§ **Dataset extract**
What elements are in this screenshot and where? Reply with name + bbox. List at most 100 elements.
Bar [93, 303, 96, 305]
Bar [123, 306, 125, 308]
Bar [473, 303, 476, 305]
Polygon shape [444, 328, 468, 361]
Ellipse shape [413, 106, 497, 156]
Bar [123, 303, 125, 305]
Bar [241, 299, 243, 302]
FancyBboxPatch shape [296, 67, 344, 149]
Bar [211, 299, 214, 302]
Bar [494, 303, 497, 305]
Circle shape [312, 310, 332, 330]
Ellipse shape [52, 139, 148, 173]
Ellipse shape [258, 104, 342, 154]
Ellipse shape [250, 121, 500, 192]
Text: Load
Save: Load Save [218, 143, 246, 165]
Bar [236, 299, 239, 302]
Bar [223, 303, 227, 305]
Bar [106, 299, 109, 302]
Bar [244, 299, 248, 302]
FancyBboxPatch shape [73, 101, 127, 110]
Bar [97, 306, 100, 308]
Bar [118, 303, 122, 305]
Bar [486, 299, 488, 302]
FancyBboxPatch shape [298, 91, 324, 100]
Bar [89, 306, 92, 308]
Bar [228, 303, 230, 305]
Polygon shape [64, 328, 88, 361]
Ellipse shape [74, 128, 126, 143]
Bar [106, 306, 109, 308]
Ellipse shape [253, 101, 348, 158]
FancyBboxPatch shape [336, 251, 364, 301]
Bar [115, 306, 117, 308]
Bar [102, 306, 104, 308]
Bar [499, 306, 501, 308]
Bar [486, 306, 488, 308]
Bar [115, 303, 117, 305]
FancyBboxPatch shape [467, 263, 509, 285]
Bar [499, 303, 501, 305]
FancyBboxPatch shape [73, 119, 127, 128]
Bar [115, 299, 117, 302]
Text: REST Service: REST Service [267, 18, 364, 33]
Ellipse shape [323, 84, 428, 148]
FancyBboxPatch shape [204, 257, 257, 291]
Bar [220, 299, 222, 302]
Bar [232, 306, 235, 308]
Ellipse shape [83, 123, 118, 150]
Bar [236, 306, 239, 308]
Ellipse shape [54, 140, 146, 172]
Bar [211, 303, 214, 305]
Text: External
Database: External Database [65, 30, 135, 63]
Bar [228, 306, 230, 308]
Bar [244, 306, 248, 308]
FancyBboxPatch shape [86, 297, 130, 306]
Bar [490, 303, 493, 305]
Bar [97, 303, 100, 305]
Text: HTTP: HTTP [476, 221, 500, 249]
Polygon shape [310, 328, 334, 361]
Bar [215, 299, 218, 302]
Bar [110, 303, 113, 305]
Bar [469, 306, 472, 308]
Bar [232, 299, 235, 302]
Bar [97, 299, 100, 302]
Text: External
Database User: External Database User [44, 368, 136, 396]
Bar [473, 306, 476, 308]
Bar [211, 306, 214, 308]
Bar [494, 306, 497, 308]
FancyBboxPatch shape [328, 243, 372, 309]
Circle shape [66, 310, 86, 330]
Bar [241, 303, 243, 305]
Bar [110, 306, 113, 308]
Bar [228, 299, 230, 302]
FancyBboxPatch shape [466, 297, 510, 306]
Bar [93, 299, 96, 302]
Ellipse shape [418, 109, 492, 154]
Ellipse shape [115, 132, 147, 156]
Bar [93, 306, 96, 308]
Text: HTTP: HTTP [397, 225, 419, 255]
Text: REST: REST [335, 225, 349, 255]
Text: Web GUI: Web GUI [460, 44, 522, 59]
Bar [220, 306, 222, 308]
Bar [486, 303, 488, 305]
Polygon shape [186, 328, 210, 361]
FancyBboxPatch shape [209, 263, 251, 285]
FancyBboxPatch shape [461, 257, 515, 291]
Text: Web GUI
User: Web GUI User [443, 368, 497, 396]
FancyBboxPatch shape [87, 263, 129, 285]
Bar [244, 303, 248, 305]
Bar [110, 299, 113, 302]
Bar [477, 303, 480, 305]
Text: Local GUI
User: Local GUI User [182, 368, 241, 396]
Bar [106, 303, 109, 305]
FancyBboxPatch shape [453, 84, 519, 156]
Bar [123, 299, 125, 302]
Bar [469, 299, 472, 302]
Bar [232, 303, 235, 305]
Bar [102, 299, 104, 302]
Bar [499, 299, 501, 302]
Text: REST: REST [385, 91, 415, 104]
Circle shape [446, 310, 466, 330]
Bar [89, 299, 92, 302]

§ **Your task**
Could you arrange the items as a numbered list, from the very first line through the line containing "Text: REST Service: REST", with both ends included and any blank lines omitted?

§ **Solution to this exercise**
1. What elements are in this screenshot and where? Reply with name + bbox. List at most 100 elements.
2. Bar [93, 303, 96, 305]
3. Bar [123, 306, 125, 308]
4. Bar [473, 303, 476, 305]
5. Polygon shape [444, 328, 468, 361]
6. Ellipse shape [413, 106, 497, 156]
7. Bar [123, 303, 125, 305]
8. Bar [241, 299, 243, 302]
9. FancyBboxPatch shape [296, 67, 344, 149]
10. Bar [211, 299, 214, 302]
11. Bar [494, 303, 497, 305]
12. Circle shape [312, 310, 332, 330]
13. Ellipse shape [52, 139, 148, 173]
14. Ellipse shape [258, 104, 342, 154]
15. Ellipse shape [250, 121, 500, 192]
16. Text: Load
17. Save: Load Save [218, 143, 246, 165]
18. Bar [236, 299, 239, 302]
19. Bar [223, 303, 227, 305]
20. Bar [106, 299, 109, 302]
21. Bar [244, 299, 248, 302]
22. FancyBboxPatch shape [73, 101, 127, 110]
23. Bar [97, 306, 100, 308]
24. Bar [118, 303, 122, 305]
25. Bar [486, 299, 488, 302]
26. FancyBboxPatch shape [298, 91, 324, 100]
27. Bar [89, 306, 92, 308]
28. Bar [228, 303, 230, 305]
29. Polygon shape [64, 328, 88, 361]
30. Ellipse shape [74, 128, 126, 143]
31. Bar [106, 306, 109, 308]
32. Ellipse shape [253, 101, 348, 158]
33. FancyBboxPatch shape [336, 251, 364, 301]
34. Bar [115, 306, 117, 308]
35. Bar [102, 306, 104, 308]
36. Bar [499, 306, 501, 308]
37. Bar [486, 306, 488, 308]
38. Bar [115, 303, 117, 305]
39. FancyBboxPatch shape [467, 263, 509, 285]
40. Bar [499, 303, 501, 305]
41. FancyBboxPatch shape [73, 119, 127, 128]
42. Bar [115, 299, 117, 302]
43. Text: REST Service: REST Service [267, 18, 364, 33]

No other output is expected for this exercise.